Written instruction: Copy out every line in which the string "grid" occurs.

Provided records:
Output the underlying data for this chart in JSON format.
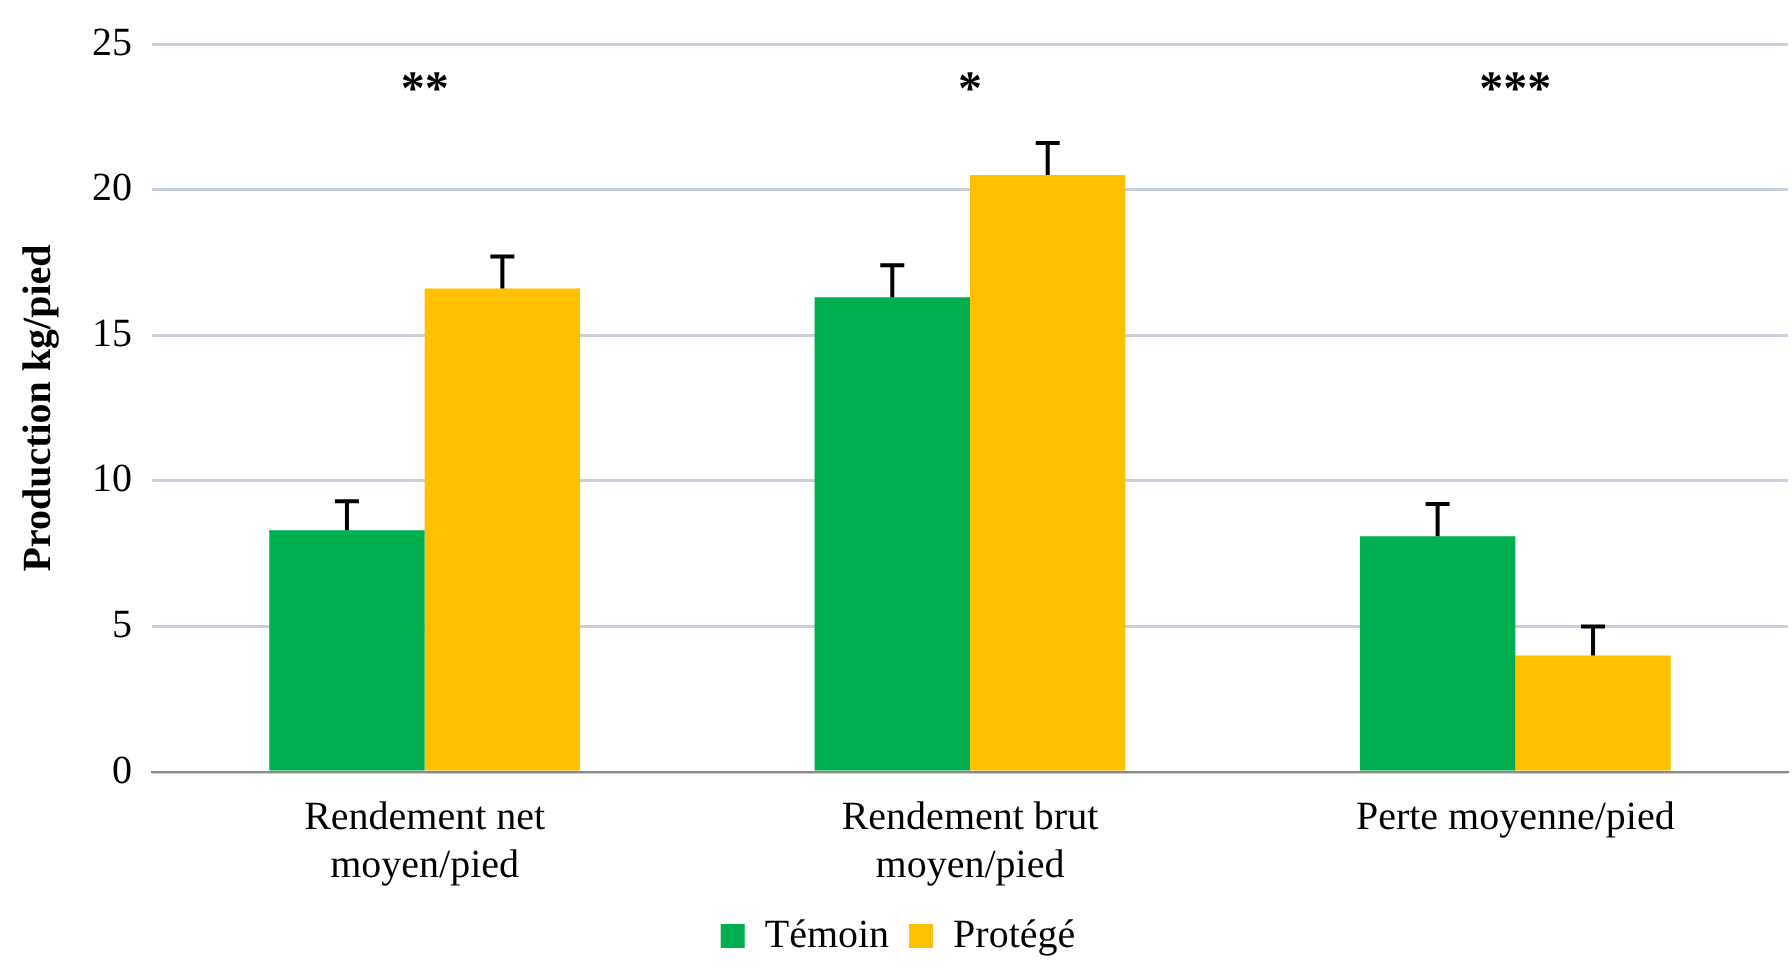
{
  "chart_data": {
    "type": "bar",
    "ylabel": "Production kg/pied",
    "categories": [
      "Rendement net moyen/pied",
      "Rendement brut moyen/pied",
      "Perte moyenne/pied"
    ],
    "series": [
      {
        "name": "Témoin",
        "color": "#00b050",
        "values": [
          8.3,
          16.3,
          8.1
        ],
        "errors": [
          [
            8.3,
            9.3
          ],
          [
            16.3,
            17.4
          ],
          [
            8.1,
            9.2
          ]
        ]
      },
      {
        "name": "Protégé",
        "color": "#ffc000",
        "values": [
          16.6,
          20.5,
          4.0
        ],
        "errors": [
          [
            16.6,
            17.7
          ],
          [
            20.5,
            21.6
          ],
          [
            4.0,
            5.0
          ]
        ]
      }
    ],
    "ylim": [
      0,
      25
    ],
    "yticks": [
      0,
      5,
      10,
      15,
      20,
      25
    ],
    "grid": "y",
    "legend": "bottom",
    "annotations": [
      "**",
      "*",
      "***"
    ]
  }
}
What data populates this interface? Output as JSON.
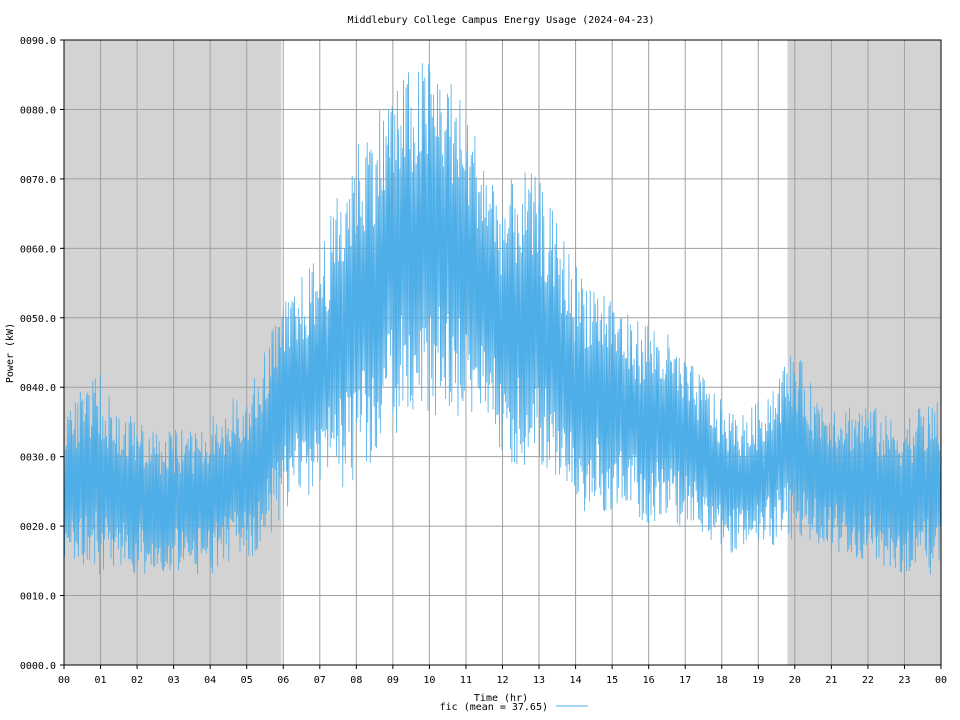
{
  "colors": {
    "series": "#4eaee8",
    "night_shade": "#d3d3d3",
    "grid": "#a0a0a0",
    "frame": "#000000",
    "background": "#ffffff"
  },
  "chart_data": {
    "type": "line",
    "title": "Middlebury College Campus Energy Usage (2024-04-23)",
    "xlabel": "Time (hr)",
    "ylabel": "Power (kW)",
    "xlim": [
      0,
      24
    ],
    "ylim": [
      0,
      90
    ],
    "grid": true,
    "legend_position": "bottom-center",
    "x_tick_labels": [
      "00",
      "01",
      "02",
      "03",
      "04",
      "05",
      "06",
      "07",
      "08",
      "09",
      "10",
      "11",
      "12",
      "13",
      "14",
      "15",
      "16",
      "17",
      "18",
      "19",
      "20",
      "21",
      "22",
      "23",
      "00"
    ],
    "y_tick_labels": [
      "0000.0",
      "0010.0",
      "0020.0",
      "0030.0",
      "0040.0",
      "0050.0",
      "0060.0",
      "0070.0",
      "0080.0",
      "0090.0"
    ],
    "y_tick_values": [
      0,
      10,
      20,
      30,
      40,
      50,
      60,
      70,
      80,
      90
    ],
    "shaded_ranges": [
      [
        0,
        5.95
      ],
      [
        19.8,
        24
      ]
    ],
    "series": [
      {
        "name": "fic",
        "legend_label": "fic (mean = 37.65)",
        "mean": 37.65,
        "x": [
          0.0,
          0.5,
          1.0,
          1.5,
          2.0,
          2.5,
          3.0,
          3.5,
          4.0,
          4.5,
          5.0,
          5.5,
          6.0,
          6.5,
          7.0,
          7.5,
          8.0,
          8.5,
          9.0,
          9.5,
          10.0,
          10.5,
          11.0,
          11.5,
          12.0,
          12.5,
          13.0,
          13.5,
          14.0,
          14.5,
          15.0,
          15.5,
          16.0,
          16.5,
          17.0,
          17.5,
          18.0,
          18.5,
          19.0,
          19.5,
          20.0,
          20.5,
          21.0,
          21.5,
          22.0,
          22.5,
          23.0,
          23.5,
          24.0
        ],
        "low": [
          15,
          13,
          13,
          13,
          13,
          13,
          13,
          13,
          13,
          14,
          15,
          17,
          22,
          24,
          24,
          25,
          26,
          29,
          33,
          35,
          35,
          35,
          35,
          35,
          30,
          28,
          28,
          25,
          22,
          22,
          22,
          22,
          20,
          20,
          20,
          18,
          16,
          16,
          16,
          17,
          18,
          17,
          17,
          15,
          15,
          14,
          13,
          13,
          13
        ],
        "high": [
          36,
          40,
          42,
          36,
          36,
          34,
          34,
          34,
          36,
          38,
          40,
          46,
          52,
          56,
          60,
          68,
          76,
          80,
          84,
          86,
          88,
          86,
          80,
          74,
          68,
          72,
          70,
          64,
          58,
          56,
          54,
          50,
          50,
          48,
          44,
          42,
          38,
          36,
          38,
          42,
          46,
          40,
          38,
          38,
          38,
          36,
          36,
          38,
          38
        ]
      }
    ]
  }
}
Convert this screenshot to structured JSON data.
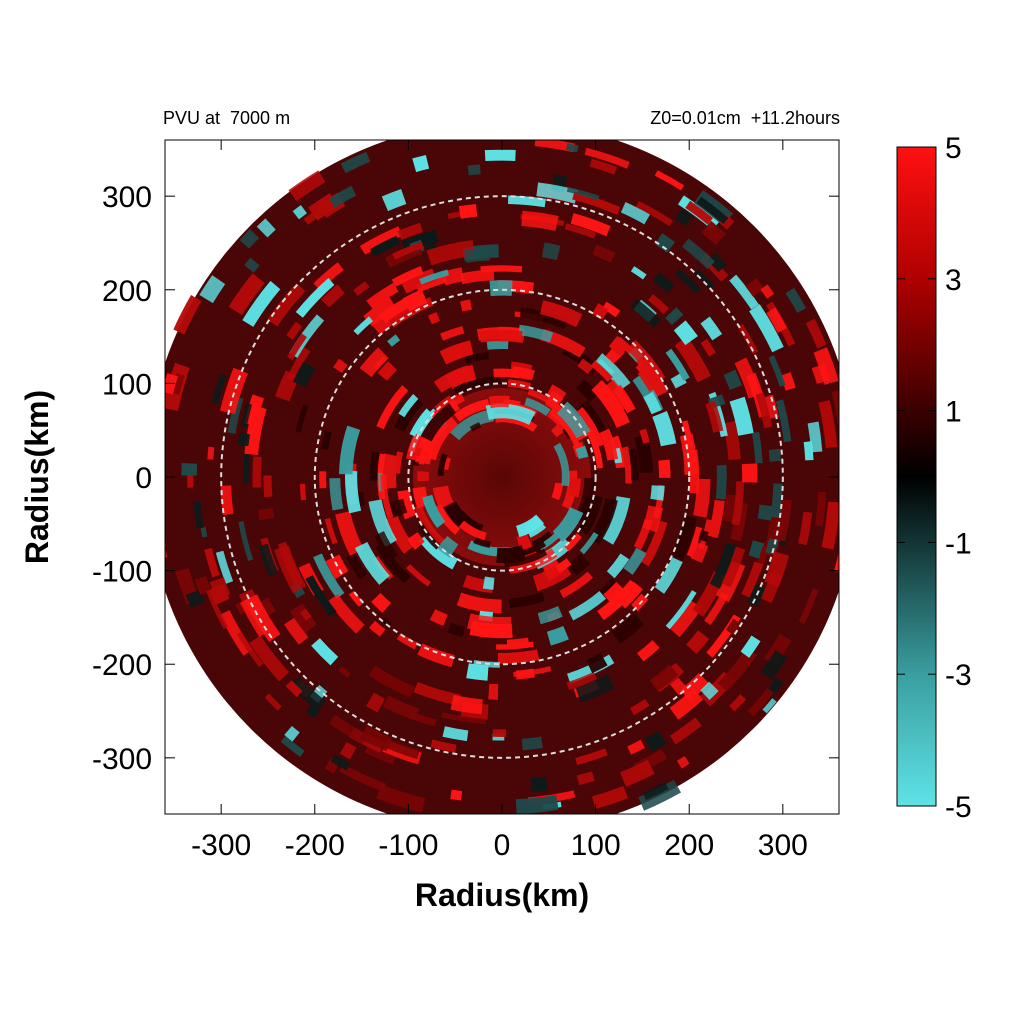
{
  "chart_data": {
    "type": "heatmap",
    "title_left": "PVU at  7000 m",
    "title_right": "Z0=0.01cm  +11.2hours",
    "xlabel": "Radius(km)",
    "ylabel": "Radius(km)",
    "xlim": [
      -360,
      360
    ],
    "ylim": [
      -360,
      360
    ],
    "x_ticks": [
      -300,
      -200,
      -100,
      0,
      100,
      200,
      300
    ],
    "y_ticks": [
      300,
      200,
      100,
      0,
      -100,
      -200,
      -300
    ],
    "x_tick_labels": [
      "-300",
      "-200",
      "-100",
      "0",
      "100",
      "200",
      "300"
    ],
    "y_tick_labels": [
      "300",
      "200",
      "100",
      "0",
      "-100",
      "-200",
      "-300"
    ],
    "domain_radius_km": 380,
    "reference_circles_km": [
      100,
      200,
      300
    ],
    "colorbar": {
      "range": [
        -5,
        5
      ],
      "ticks": [
        5,
        3,
        1,
        -1,
        -3,
        -5
      ],
      "tick_labels": [
        "5",
        "3",
        "1",
        "-1",
        "-3",
        "-5"
      ],
      "colors": {
        "min": "#5ee3e6",
        "mid": "#000000",
        "max": "#ff0000"
      }
    }
  }
}
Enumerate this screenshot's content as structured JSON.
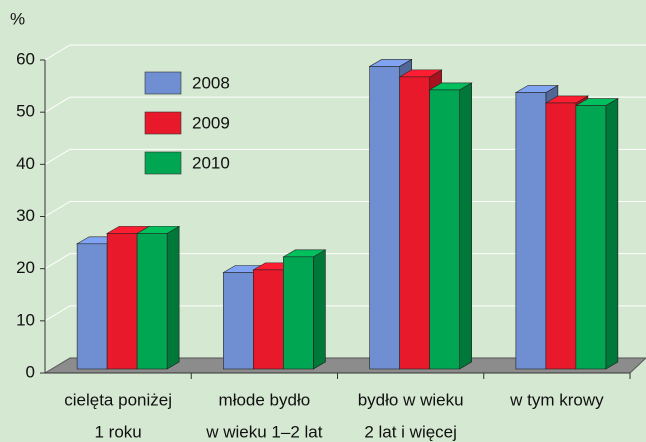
{
  "chart_data": {
    "type": "bar3d",
    "y_label": "%",
    "categories": [
      [
        "cielęta poniżej",
        "1 roku"
      ],
      [
        "młode bydło",
        "w wieku 1–2 lat"
      ],
      [
        "bydło w wieku",
        "2 lat i więcej"
      ],
      [
        "w tym krowy"
      ]
    ],
    "series": [
      {
        "name": "2008",
        "color": "#6f8fd2",
        "values": [
          24,
          18.5,
          58,
          53
        ]
      },
      {
        "name": "2009",
        "color": "#e8192b",
        "values": [
          26,
          19,
          56,
          51
        ]
      },
      {
        "name": "2010",
        "color": "#00a651",
        "values": [
          26,
          21.5,
          53.5,
          50.5
        ]
      }
    ],
    "ylim": [
      0,
      60
    ],
    "yticks": [
      0,
      10,
      20,
      30,
      40,
      50,
      60
    ],
    "grid": true,
    "legend": "upper left"
  }
}
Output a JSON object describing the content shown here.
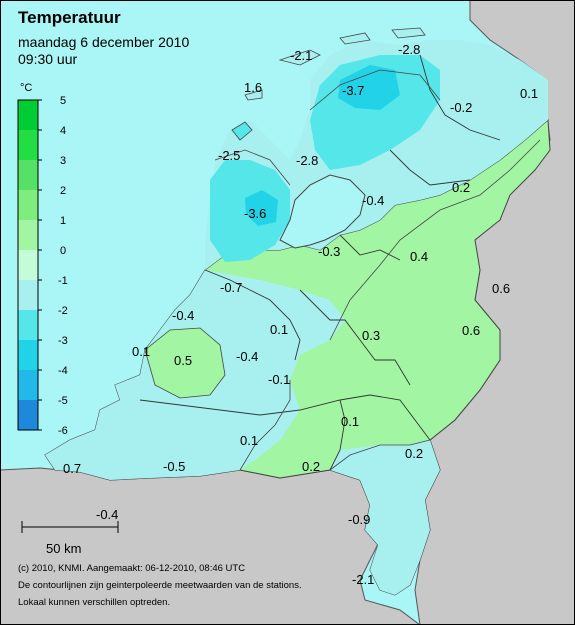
{
  "header": {
    "title": "Temperatuur",
    "date": "maandag 6 december 2010",
    "time": "09:30 uur"
  },
  "legend": {
    "unit": "°C",
    "ticks": [
      "5",
      "4",
      "3",
      "2",
      "1",
      "0",
      "-1",
      "-2",
      "-3",
      "-4",
      "-5",
      "-6"
    ],
    "colors": [
      "#00cc33",
      "#22dd44",
      "#55e066",
      "#7eed7e",
      "#a2f5a2",
      "#c4fbd8",
      "#a8f0f0",
      "#55e6ea",
      "#22d3e8",
      "#22b8e8",
      "#1fa0e2",
      "#1e88da"
    ]
  },
  "scale_bar": {
    "label": "50 km"
  },
  "credits": [
    "(c) 2010, KNMI. Aangemaakt: 06-12-2010, 08:46 UTC",
    "De contourlijnen zijn geinterpoleerde meetwaarden van de stations.",
    "Lokaal kunnen verschillen optreden."
  ],
  "stations": [
    {
      "value": "-2.1"
    },
    {
      "value": "-2.8"
    },
    {
      "value": "1.6"
    },
    {
      "value": "-3.7"
    },
    {
      "value": "0.1"
    },
    {
      "value": "-0.2"
    },
    {
      "value": "-2.5"
    },
    {
      "value": "-2.8"
    },
    {
      "value": "-3.6"
    },
    {
      "value": "-0.4"
    },
    {
      "value": "0.2"
    },
    {
      "value": "0.4"
    },
    {
      "value": "-0.3"
    },
    {
      "value": "-0.7"
    },
    {
      "value": "0.6"
    },
    {
      "value": "-0.4"
    },
    {
      "value": "0.1"
    },
    {
      "value": "0.6"
    },
    {
      "value": "0.3"
    },
    {
      "value": "0.1"
    },
    {
      "value": "0.5"
    },
    {
      "value": "-0.4"
    },
    {
      "value": "-0.1"
    },
    {
      "value": "0.1"
    },
    {
      "value": "0.1"
    },
    {
      "value": "0.2"
    },
    {
      "value": "0.7"
    },
    {
      "value": "-0.5"
    },
    {
      "value": "0.2"
    },
    {
      "value": "-0.4"
    },
    {
      "value": "-0.9"
    },
    {
      "value": "-2.1"
    }
  ]
}
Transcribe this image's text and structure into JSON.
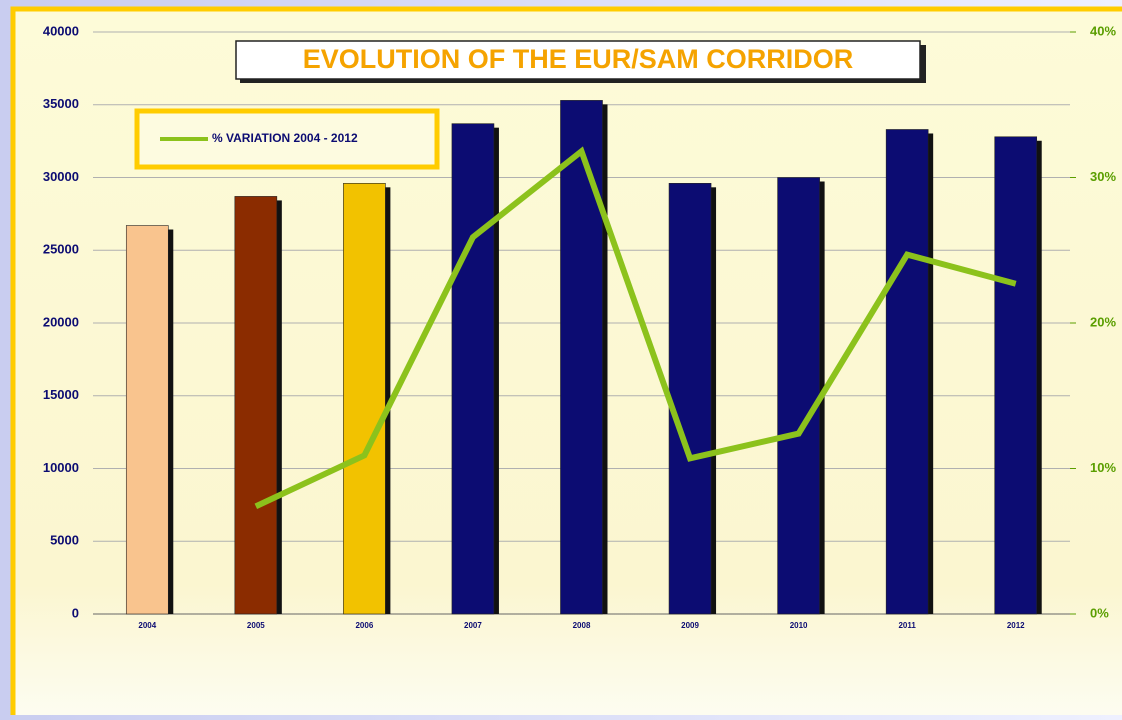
{
  "chart_data": {
    "type": "bar",
    "title": "EVOLUTION OF THE EUR/SAM CORRIDOR",
    "categories": [
      "2004",
      "2005",
      "2006",
      "2007",
      "2008",
      "2009",
      "2010",
      "2011",
      "2012"
    ],
    "series": [
      {
        "values": [
          26700,
          28700,
          29600,
          33700,
          35300,
          29600,
          30000,
          33300,
          32800
        ],
        "colors": [
          "#f9c48e",
          "#8b2c00",
          "#f2c200",
          "#0c0c72",
          "#0c0c72",
          "#0c0c72",
          "#0c0c72",
          "#0c0c72",
          "#0c0c72"
        ]
      },
      {
        "name": "% VARIATION 2004 - 2012",
        "type": "line",
        "axis": "y2",
        "color": "#8cc21c",
        "values": [
          null,
          7.4,
          10.9,
          25.9,
          31.8,
          10.7,
          12.4,
          24.7,
          22.7
        ]
      }
    ],
    "ylim": [
      0,
      40000
    ],
    "yticks": [
      0,
      5000,
      10000,
      15000,
      20000,
      25000,
      30000,
      35000,
      40000
    ],
    "y2lim": [
      0,
      40
    ],
    "y2ticks": [
      {
        "value": 0,
        "label": "0%"
      },
      {
        "value": 10,
        "label": "10%"
      },
      {
        "value": 20,
        "label": "20%"
      },
      {
        "value": 30,
        "label": "30%"
      },
      {
        "value": 40,
        "label": "40%"
      }
    ],
    "grid": true
  }
}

Correct output:
    "grid": "y",
    "grid": "#a0a0a0",
    "grid": true,
    "grid": true,
    "grid": true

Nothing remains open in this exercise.